Records that describe figures

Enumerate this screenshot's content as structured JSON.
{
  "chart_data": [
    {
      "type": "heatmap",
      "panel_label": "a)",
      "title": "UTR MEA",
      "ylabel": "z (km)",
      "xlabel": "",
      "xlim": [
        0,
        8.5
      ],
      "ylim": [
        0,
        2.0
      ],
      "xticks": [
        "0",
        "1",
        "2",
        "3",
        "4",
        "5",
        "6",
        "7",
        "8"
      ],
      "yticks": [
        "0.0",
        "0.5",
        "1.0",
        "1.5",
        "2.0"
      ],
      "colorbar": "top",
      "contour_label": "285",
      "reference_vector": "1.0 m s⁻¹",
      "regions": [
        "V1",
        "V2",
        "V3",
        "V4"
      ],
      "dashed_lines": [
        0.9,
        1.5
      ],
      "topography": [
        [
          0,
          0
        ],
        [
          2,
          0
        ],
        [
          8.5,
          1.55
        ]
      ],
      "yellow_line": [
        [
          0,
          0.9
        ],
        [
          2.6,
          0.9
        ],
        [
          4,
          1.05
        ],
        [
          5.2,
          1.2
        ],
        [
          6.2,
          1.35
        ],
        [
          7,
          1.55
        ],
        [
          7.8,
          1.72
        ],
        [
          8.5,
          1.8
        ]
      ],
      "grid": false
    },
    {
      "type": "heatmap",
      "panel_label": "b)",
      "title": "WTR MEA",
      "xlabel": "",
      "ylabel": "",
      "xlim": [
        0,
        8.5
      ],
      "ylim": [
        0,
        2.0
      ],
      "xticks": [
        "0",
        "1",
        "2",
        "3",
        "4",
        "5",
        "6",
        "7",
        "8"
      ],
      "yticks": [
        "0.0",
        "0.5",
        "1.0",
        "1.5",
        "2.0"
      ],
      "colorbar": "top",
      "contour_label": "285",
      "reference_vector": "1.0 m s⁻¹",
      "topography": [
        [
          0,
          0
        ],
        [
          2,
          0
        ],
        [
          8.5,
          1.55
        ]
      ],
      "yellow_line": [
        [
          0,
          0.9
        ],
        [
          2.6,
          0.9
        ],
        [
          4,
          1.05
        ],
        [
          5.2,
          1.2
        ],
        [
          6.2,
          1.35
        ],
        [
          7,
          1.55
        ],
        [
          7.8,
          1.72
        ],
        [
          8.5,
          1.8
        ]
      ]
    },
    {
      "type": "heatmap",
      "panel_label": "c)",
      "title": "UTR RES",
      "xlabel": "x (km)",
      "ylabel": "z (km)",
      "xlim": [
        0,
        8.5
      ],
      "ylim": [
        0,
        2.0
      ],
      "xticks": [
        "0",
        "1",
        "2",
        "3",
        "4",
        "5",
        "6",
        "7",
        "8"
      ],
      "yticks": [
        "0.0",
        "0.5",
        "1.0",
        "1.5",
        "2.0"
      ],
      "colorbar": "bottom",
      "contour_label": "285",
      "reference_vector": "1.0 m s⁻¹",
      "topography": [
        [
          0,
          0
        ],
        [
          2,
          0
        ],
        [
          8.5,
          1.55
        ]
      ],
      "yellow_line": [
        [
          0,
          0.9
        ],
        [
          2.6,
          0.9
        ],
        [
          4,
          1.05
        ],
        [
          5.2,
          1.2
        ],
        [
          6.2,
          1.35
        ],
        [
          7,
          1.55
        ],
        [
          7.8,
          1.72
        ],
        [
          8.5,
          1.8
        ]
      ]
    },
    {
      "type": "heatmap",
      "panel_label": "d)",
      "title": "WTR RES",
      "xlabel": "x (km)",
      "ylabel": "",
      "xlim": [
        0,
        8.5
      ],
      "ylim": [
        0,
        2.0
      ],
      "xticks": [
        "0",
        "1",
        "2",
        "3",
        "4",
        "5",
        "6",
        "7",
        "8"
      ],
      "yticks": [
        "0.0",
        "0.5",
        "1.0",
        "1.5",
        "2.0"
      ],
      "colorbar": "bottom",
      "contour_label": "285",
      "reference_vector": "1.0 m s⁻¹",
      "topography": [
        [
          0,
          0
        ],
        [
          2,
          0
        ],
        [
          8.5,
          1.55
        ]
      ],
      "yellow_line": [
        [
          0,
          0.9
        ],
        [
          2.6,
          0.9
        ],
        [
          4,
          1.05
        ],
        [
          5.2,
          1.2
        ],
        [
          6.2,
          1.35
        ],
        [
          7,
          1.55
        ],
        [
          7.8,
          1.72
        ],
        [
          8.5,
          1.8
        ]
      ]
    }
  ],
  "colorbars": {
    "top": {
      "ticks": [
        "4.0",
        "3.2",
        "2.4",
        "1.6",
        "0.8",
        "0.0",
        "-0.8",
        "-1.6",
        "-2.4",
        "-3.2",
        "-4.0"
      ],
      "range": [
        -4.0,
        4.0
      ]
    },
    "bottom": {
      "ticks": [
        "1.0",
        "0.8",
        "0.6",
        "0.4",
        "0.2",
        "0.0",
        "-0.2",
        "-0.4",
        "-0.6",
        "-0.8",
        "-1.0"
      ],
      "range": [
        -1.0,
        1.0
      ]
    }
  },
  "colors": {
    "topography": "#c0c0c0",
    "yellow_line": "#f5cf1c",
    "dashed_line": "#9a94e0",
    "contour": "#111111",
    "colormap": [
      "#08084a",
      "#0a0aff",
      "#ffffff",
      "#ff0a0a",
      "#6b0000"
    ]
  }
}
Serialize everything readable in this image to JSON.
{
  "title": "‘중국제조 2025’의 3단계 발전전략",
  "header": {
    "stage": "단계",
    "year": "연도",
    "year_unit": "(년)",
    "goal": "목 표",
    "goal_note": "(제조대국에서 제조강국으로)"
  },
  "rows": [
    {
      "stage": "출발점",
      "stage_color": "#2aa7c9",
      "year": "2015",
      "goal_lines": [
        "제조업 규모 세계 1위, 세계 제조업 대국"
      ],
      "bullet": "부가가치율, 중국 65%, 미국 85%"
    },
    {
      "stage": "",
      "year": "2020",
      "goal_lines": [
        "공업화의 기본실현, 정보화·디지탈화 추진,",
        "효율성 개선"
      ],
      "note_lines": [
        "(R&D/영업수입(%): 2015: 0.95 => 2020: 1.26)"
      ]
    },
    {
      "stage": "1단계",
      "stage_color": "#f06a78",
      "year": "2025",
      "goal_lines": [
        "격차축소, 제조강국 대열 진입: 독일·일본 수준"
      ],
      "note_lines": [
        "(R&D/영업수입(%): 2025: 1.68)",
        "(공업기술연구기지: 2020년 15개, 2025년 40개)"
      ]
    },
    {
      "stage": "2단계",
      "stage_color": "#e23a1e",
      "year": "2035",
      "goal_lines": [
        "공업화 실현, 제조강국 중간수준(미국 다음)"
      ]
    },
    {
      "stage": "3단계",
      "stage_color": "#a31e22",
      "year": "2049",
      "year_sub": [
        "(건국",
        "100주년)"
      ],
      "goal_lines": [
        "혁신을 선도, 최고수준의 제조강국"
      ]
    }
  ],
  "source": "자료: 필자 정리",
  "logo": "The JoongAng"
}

- **Objective**
The answer is one number: how many lines of the material above contain "영업수입".

- **In response**
2